Read the lines below. Copy out any that hold the string "naar".
--- Start of Records for the exercise ---
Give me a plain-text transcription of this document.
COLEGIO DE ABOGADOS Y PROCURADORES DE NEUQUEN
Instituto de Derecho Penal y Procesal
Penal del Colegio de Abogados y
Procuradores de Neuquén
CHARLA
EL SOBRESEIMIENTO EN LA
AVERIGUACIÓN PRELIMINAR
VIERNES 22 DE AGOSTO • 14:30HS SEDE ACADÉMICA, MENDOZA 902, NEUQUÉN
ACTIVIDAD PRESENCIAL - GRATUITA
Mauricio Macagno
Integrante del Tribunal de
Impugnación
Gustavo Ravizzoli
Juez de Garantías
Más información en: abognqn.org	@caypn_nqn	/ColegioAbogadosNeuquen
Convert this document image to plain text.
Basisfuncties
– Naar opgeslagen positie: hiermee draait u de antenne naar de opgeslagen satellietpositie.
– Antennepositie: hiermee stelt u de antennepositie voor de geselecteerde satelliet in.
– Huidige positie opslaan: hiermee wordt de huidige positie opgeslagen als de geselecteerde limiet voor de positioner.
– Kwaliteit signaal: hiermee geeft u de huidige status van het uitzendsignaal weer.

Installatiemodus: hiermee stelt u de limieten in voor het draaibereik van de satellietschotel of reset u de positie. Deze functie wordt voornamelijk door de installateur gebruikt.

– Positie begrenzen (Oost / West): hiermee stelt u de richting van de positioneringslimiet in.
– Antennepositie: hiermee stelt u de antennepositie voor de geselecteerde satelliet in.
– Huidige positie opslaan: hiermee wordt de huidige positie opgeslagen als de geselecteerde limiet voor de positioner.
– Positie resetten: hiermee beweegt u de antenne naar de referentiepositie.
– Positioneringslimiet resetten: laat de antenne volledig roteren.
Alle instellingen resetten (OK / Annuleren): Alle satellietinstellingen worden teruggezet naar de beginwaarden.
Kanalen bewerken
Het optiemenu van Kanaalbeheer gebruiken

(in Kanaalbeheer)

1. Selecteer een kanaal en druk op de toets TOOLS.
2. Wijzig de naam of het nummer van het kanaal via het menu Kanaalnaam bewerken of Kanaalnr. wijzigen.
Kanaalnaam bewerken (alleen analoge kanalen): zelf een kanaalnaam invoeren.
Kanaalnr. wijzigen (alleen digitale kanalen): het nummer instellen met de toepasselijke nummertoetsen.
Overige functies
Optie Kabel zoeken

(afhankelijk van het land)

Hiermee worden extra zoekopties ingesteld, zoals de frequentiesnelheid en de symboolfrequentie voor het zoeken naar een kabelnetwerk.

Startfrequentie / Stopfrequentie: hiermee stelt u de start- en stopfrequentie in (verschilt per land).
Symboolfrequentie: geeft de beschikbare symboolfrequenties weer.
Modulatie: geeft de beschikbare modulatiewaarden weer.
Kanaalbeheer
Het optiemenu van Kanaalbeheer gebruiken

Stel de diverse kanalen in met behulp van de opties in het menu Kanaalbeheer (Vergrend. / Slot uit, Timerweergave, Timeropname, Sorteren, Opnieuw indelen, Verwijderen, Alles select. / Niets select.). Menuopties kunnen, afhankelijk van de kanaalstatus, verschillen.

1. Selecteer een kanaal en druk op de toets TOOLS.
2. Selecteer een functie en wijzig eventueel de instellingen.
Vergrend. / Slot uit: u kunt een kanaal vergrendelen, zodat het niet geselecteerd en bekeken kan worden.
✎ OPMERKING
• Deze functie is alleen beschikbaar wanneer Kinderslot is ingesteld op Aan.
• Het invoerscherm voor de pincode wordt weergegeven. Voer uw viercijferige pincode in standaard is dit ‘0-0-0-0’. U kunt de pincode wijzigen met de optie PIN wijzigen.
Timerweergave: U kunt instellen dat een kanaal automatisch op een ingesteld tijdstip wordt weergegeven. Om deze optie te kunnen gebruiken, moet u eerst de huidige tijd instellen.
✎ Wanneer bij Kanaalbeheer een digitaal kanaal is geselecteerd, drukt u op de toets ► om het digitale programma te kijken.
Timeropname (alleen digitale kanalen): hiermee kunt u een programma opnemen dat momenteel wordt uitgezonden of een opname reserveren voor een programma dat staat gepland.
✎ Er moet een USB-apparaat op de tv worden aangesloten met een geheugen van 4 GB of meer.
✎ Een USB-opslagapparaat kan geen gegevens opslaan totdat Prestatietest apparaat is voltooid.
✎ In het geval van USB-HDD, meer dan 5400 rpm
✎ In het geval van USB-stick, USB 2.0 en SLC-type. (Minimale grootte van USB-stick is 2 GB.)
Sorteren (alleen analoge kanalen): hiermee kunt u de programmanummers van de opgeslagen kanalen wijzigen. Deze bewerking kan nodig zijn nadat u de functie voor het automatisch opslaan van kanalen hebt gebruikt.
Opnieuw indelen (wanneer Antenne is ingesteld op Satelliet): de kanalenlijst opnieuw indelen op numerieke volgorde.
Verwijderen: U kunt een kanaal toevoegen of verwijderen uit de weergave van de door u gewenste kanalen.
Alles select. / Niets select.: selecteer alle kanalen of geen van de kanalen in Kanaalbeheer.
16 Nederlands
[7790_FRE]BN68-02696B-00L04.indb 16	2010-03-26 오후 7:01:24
--- End of Records for the exercise ---
**Output below**:
– Naar opgeslagen positie: hiermee draait u de antenne naar de opgeslagen satellietpositie.
– Positie resetten: hiermee beweegt u de antenne naar de referentiepositie.
Alle instellingen resetten (OK / Annuleren): Alle satellietinstellingen worden teruggezet naar de beginwaarden.
Hiermee worden extra zoekopties ingesteld, zoals de frequentiesnelheid en de symboolfrequentie voor het zoeken naar een kabelnetwerk.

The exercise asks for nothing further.